::: Given information :::
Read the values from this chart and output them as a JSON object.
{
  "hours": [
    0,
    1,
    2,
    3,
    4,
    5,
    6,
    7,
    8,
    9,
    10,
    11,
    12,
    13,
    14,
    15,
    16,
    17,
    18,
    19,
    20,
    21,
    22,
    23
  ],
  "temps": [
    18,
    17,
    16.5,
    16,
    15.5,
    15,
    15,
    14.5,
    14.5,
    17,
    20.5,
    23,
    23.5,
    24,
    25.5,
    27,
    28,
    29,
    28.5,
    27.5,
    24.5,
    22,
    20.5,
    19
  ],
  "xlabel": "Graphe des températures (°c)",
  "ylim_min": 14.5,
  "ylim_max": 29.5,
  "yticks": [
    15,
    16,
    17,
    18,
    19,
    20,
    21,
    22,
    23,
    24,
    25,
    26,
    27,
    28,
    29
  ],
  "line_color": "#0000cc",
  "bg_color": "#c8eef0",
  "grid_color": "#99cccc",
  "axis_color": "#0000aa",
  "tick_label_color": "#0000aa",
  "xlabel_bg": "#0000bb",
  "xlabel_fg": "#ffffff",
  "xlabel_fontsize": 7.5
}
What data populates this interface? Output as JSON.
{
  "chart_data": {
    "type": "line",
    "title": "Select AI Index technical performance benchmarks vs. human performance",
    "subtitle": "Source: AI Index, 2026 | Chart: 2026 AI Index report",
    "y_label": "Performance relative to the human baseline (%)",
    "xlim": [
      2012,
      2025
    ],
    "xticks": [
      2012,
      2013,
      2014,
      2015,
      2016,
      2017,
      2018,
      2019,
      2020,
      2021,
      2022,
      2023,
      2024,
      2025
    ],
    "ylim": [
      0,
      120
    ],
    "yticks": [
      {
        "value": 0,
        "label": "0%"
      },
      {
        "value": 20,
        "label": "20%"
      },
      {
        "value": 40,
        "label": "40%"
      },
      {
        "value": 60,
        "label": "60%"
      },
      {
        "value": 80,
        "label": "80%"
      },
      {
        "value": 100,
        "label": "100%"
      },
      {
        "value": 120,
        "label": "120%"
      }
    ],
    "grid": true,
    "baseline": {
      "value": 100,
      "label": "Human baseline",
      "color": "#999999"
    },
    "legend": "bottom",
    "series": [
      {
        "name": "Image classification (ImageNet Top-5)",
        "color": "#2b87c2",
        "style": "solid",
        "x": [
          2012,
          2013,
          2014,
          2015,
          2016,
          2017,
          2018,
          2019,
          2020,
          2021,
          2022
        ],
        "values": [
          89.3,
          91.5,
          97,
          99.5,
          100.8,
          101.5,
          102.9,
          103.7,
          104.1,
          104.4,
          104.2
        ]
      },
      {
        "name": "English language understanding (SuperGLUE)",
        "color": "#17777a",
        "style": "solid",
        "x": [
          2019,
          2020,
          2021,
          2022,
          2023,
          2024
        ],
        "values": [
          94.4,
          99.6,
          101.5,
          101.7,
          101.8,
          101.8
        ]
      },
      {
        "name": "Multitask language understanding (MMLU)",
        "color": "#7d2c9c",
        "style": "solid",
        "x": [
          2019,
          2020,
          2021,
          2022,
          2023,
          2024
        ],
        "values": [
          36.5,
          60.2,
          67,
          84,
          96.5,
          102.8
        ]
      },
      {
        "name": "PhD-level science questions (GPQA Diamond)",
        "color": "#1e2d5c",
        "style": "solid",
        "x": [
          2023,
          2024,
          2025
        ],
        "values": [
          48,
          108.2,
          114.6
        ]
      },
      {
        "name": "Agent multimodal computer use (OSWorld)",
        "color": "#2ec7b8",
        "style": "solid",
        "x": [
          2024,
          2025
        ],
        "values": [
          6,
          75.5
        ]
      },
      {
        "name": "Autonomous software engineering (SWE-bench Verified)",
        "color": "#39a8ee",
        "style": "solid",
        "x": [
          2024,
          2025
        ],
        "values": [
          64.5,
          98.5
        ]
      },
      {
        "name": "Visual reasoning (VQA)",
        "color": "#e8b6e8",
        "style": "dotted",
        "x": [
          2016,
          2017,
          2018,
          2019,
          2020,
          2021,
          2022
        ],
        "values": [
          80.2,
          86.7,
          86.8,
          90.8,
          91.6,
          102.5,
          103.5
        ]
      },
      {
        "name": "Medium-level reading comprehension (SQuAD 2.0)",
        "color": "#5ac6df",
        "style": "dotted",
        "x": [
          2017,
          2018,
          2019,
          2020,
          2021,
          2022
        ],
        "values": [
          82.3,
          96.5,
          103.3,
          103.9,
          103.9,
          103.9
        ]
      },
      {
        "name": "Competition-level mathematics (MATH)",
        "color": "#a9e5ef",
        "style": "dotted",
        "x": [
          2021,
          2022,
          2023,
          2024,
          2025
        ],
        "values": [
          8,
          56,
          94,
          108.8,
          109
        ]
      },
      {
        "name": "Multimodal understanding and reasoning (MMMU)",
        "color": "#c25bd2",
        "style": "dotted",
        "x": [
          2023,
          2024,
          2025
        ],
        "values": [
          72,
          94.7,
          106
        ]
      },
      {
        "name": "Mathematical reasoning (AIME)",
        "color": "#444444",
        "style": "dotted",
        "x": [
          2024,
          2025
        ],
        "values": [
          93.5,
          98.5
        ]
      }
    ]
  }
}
:::
— What is being asked —
The records above must be output exactly, in full.

— Problem solution —
Read the values from this chart and output them as a JSON object.
{
  "hours": [
    0,
    1,
    2,
    3,
    4,
    5,
    6,
    7,
    8,
    9,
    10,
    11,
    12,
    13,
    14,
    15,
    16,
    17,
    18,
    19,
    20,
    21,
    22,
    23
  ],
  "temps": [
    18,
    17,
    16.5,
    16,
    15.5,
    15,
    15,
    14.5,
    14.5,
    17,
    20.5,
    23,
    23.5,
    24,
    25.5,
    27,
    28,
    29,
    28.5,
    27.5,
    24.5,
    22,
    20.5,
    19
  ],
  "xlabel": "Graphe des températures (°c)",
  "ylim_min": 14.5,
  "ylim_max": 29.5,
  "yticks": [
    15,
    16,
    17,
    18,
    19,
    20,
    21,
    22,
    23,
    24,
    25,
    26,
    27,
    28,
    29
  ],
  "line_color": "#0000cc",
  "bg_color": "#c8eef0",
  "grid_color": "#99cccc",
  "axis_color": "#0000aa",
  "tick_label_color": "#0000aa",
  "xlabel_bg": "#0000bb",
  "xlabel_fg": "#ffffff",
  "xlabel_fontsize": 7.5
}
What data populates this interface? Output as JSON.
{
  "chart_data": {
    "type": "line",
    "title": "Select AI Index technical performance benchmarks vs. human performance",
    "subtitle": "Source: AI Index, 2026 | Chart: 2026 AI Index report",
    "y_label": "Performance relative to the human baseline (%)",
    "xlim": [
      2012,
      2025
    ],
    "xticks": [
      2012,
      2013,
      2014,
      2015,
      2016,
      2017,
      2018,
      2019,
      2020,
      2021,
      2022,
      2023,
      2024,
      2025
    ],
    "ylim": [
      0,
      120
    ],
    "yticks": [
      {
        "value": 0,
        "label": "0%"
      },
      {
        "value": 20,
        "label": "20%"
      },
      {
        "value": 40,
        "label": "40%"
      },
      {
        "value": 60,
        "label": "60%"
      },
      {
        "value": 80,
        "label": "80%"
      },
      {
        "value": 100,
        "label": "100%"
      },
      {
        "value": 120,
        "label": "120%"
      }
    ],
    "grid": true,
    "baseline": {
      "value": 100,
      "label": "Human baseline",
      "color": "#999999"
    },
    "legend": "bottom",
    "series": [
      {
        "name": "Image classification (ImageNet Top-5)",
        "color": "#2b87c2",
        "style": "solid",
        "x": [
          2012,
          2013,
          2014,
          2015,
          2016,
          2017,
          2018,
          2019,
          2020,
          2021,
          2022
        ],
        "values": [
          89.3,
          91.5,
          97,
          99.5,
          100.8,
          101.5,
          102.9,
          103.7,
          104.1,
          104.4,
          104.2
        ]
      },
      {
        "name": "English language understanding (SuperGLUE)",
        "color": "#17777a",
        "style": "solid",
        "x": [
          2019,
          2020,
          2021,
          2022,
          2023,
          2024
        ],
        "values": [
          94.4,
          99.6,
          101.5,
          101.7,
          101.8,
          101.8
        ]
      },
      {
        "name": "Multitask language understanding (MMLU)",
        "color": "#7d2c9c",
        "style": "solid",
        "x": [
          2019,
          2020,
          2021,
          2022,
          2023,
          2024
        ],
        "values": [
          36.5,
          60.2,
          67,
          84,
          96.5,
          102.8
        ]
      },
      {
        "name": "PhD-level science questions (GPQA Diamond)",
        "color": "#1e2d5c",
        "style": "solid",
        "x": [
          2023,
          2024,
          2025
        ],
        "values": [
          48,
          108.2,
          114.6
        ]
      },
      {
        "name": "Agent multimodal computer use (OSWorld)",
        "color": "#2ec7b8",
        "style": "solid",
        "x": [
          2024,
          2025
        ],
        "values": [
          6,
          75.5
        ]
      },
      {
        "name": "Autonomous software engineering (SWE-bench Verified)",
        "color": "#39a8ee",
        "style": "solid",
        "x": [
          2024,
          2025
        ],
        "values": [
          64.5,
          98.5
        ]
      },
      {
        "name": "Visual reasoning (VQA)",
        "color": "#e8b6e8",
        "style": "dotted",
        "x": [
          2016,
          2017,
          2018,
          2019,
          2020,
          2021,
          2022
        ],
        "values": [
          80.2,
          86.7,
          86.8,
          90.8,
          91.6,
          102.5,
          103.5
        ]
      },
      {
        "name": "Medium-level reading comprehension (SQuAD 2.0)",
        "color": "#5ac6df",
        "style": "dotted",
        "x": [
          2017,
          2018,
          2019,
          2020,
          2021,
          2022
        ],
        "values": [
          82.3,
          96.5,
          103.3,
          103.9,
          103.9,
          103.9
        ]
      },
      {
        "name": "Competition-level mathematics (MATH)",
        "color": "#a9e5ef",
        "style": "dotted",
        "x": [
          2021,
          2022,
          2023,
          2024,
          2025
        ],
        "values": [
          8,
          56,
          94,
          108.8,
          109
        ]
      },
      {
        "name": "Multimodal understanding and reasoning (MMMU)",
        "color": "#c25bd2",
        "style": "dotted",
        "x": [
          2023,
          2024,
          2025
        ],
        "values": [
          72,
          94.7,
          106
        ]
      },
      {
        "name": "Mathematical reasoning (AIME)",
        "color": "#444444",
        "style": "dotted",
        "x": [
          2024,
          2025
        ],
        "values": [
          93.5,
          98.5
        ]
      }
    ]
  }
}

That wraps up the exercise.